-- Start of Excerpt to read --

I cannot consider myself a history buff, because I do not put as much effort into learning about more as I could. I enjoy history, always have, and do not shun learning something more, but I do not avidly look for that something as much as my father did when he was younger. One of the key points in history I like to learn more about, however, is that of the Roman era; from the founding of the Republic, to the growth of an empire, and then ultimately, its fall.
First, I’d like to share what I believe to be some little known Roman facts.
- 1:) The term dictator comes from the Latin (like most things in the English language) from the ranks of the Roman Republic. The dictator was a military leader that was given absolute control within the Republic under emergency measures. Once the emergency situation ended, the dictator’s power was returned to the Senate. Julius Caesar was the last to hold the rank. Caesar refused to step down and return his power, at the end of the Gallic Wars. This incited civil war within the Republic, which resulted in the deaths of Pompey. He marched back into roman territory with a legion at his back, and fought his way back. Contrary to the idea that Julius Caesar declared himself emperor, only to turn around be back-stabbed by his friends, the event of the Ides of March only occurred 5 years after he was declared Dictator in Perpetuity. Though the majority of those who vied against Caesar on the Ides of March were Senatorial supporters, it was Julius’s adopted son (Octavian, later known as Augustus Caesar) that would end up taking control of Rome afterwards, tearing the Roman Republic down, and bringing in the birth of the Roman Empire.

-- End of Excerpt to read --

## Requests
1. In the piece on Roman history, rewrite the part that opens with the words containing "I cannot consider" and closes with "ultimately, its fall.", substituting "grandfather" for "father".
2. Name every person from Roman history mentioned in the piece on Roman history.
3. Extend the piece on Roman history from the point where it stops.

-- Start of Records supplied --

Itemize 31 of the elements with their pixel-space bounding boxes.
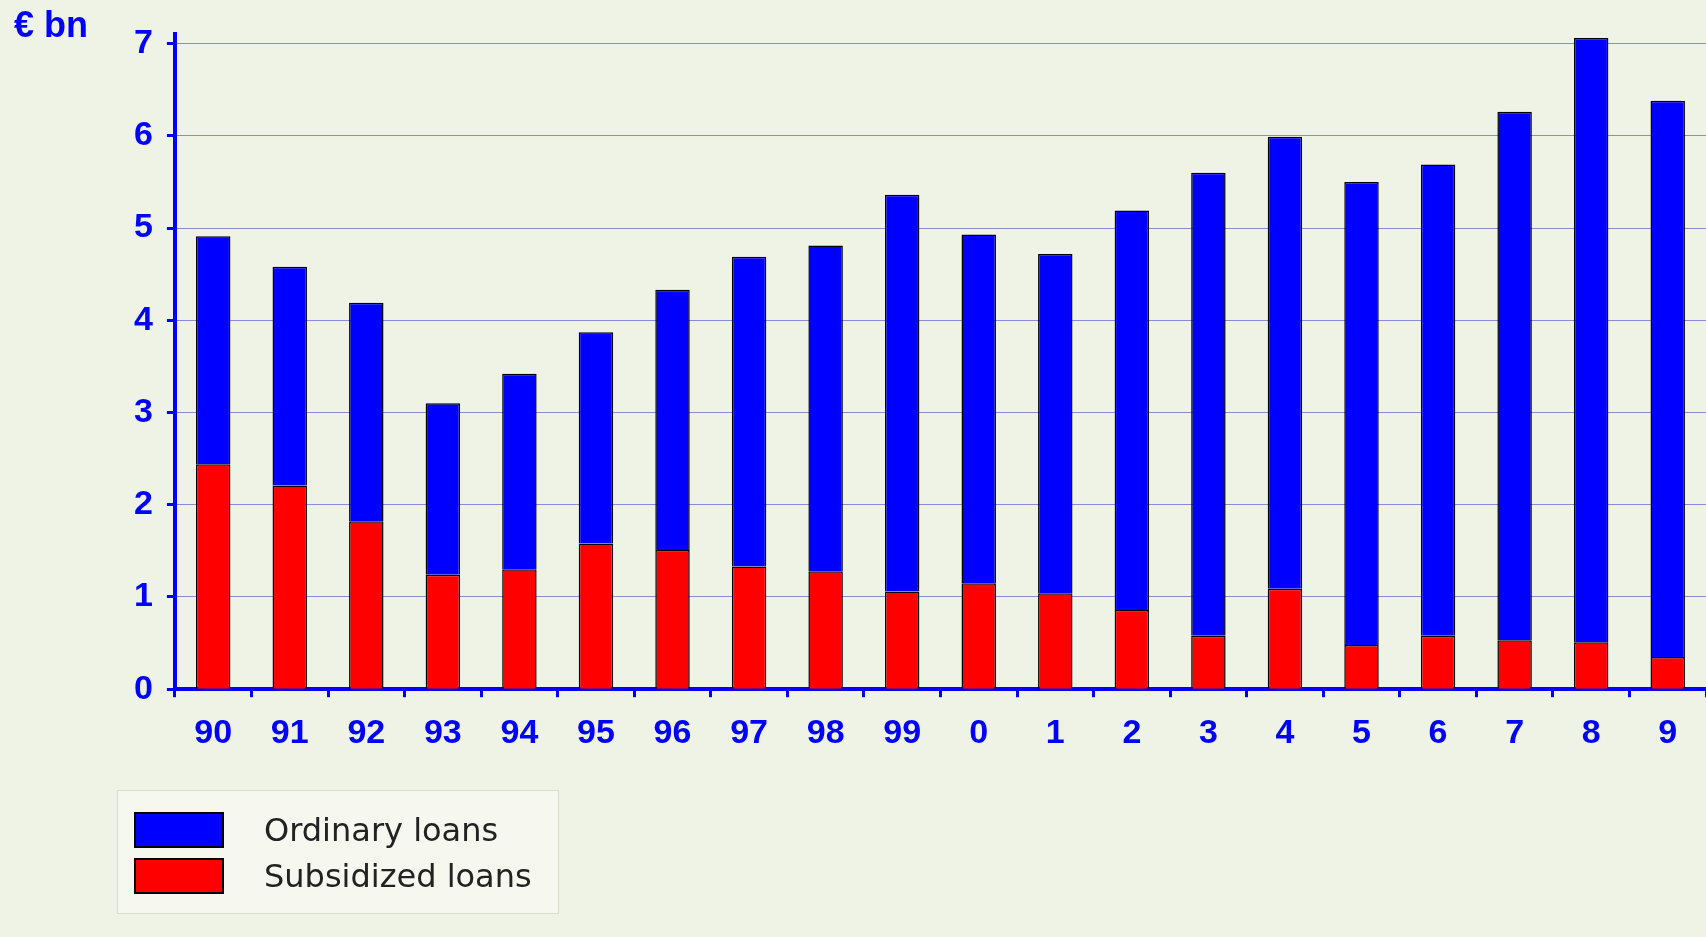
- x-tick-label: 1: [1045, 711, 1065, 750]
- x-tick-label: 95: [577, 711, 615, 750]
- x-tick-label: 96: [653, 711, 692, 750]
- x-tick-label: 92: [347, 711, 386, 750]
- x-tick-label: 9: [1658, 711, 1678, 750]
- y-tick-label: 2: [133, 483, 153, 522]
- x-tick-label: 91: [270, 711, 309, 750]
- y-tick-label: 4: [133, 298, 153, 337]
- y-axis-title: € bn: [14, 4, 89, 46]
- x-tick-label: 0: [969, 711, 989, 750]
- legend-label: Ordinary loans: [264, 811, 499, 849]
- x-tick-label: 4: [1275, 711, 1295, 750]
- x-tick-label: 5: [1352, 711, 1371, 750]
- x-tick-label: 90: [194, 711, 233, 750]
- legend-label: Subsidized loans: [264, 857, 532, 895]
- y-tick-label: 0: [133, 667, 153, 706]
- x-tick-label: 3: [1198, 711, 1218, 750]
- x-tick-label: 2: [1122, 711, 1142, 750]
- y-tick-label: 1: [133, 575, 153, 614]
- y-tick-label: 3: [133, 390, 153, 429]
- x-tick-label: 94: [500, 711, 539, 750]
- x-tick-label: 6: [1428, 711, 1448, 750]
- x-tick-label: 97: [730, 711, 768, 750]
- y-tick-label: 5: [133, 206, 153, 245]
- y-tick-label: 6: [133, 114, 153, 153]
- x-tick-label: 7: [1505, 711, 1525, 750]
- x-tick-label: 99: [883, 711, 922, 750]
- x-tick-label: 8: [1581, 711, 1601, 750]
- x-tick-label: 93: [423, 711, 462, 750]
- x-tick-label: 98: [806, 711, 845, 750]
- y-tick-label: 7: [133, 22, 153, 60]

-- End of Records supplied --

## Results of the exercise
1.
I cannot consider myself a history buff, because I do not put as much effort into learning about more as I could. I enjoy history, always have, and do not shun learning something more, but I do not avidly look for that something as much as my grandfather did when he was younger. One of the key points in history I like to learn more about, however, is that of the Roman era; from the founding of the Republic, to the growth of an empire, and then ultimately, its fall.

2. Julius Caesar, Pompey, Octavian (later known as Augustus Caesar)

3.
- 2:) The Roman Republic and Empire were responsible for many technological advances that no one managed to duplicate for more than 1,000 years after the fall of Rome. Two of their major technological advances that took AGES to duplicate, was the invention of aqueducts and cisterns. In a time, prior to 500 AD, they made sewers and water systems. Yet, in medieval times, 1,000 years later, they still had no duplicated this, and were still emptying chamber pots by hand into ditches, and dumping buckets of water out of windows. A little taste of my what-if portion of this post… What would have happened regarding the Buebonic Plague if sewers had existed in the time? The story of the volcano in the city of Pompeii revolves around a man who was an engineer of the time. He investigated a aqueduct “pipe” that was responsible for carrying mountain water into the town being in need of repair due to the gas emitted from the volcano that was about to erupt. The time period after the fall of Rome was called the Dark Ages. Did anyone ever wonder why? This is one of the reasons why. Perhaps the major reason why.
- 3:) The fall of Rome was not a quick thing. It took many years to reach its conclusion, and there were a few points in history where the empire managed to retake some of its lost territory. However, throughout the fall of Rome, the barbarian invaders were jealous of Rome’s wisdom. To punish this, they burned libraries. And what do you think happened, when the only medium for storing knowledge was destroyed?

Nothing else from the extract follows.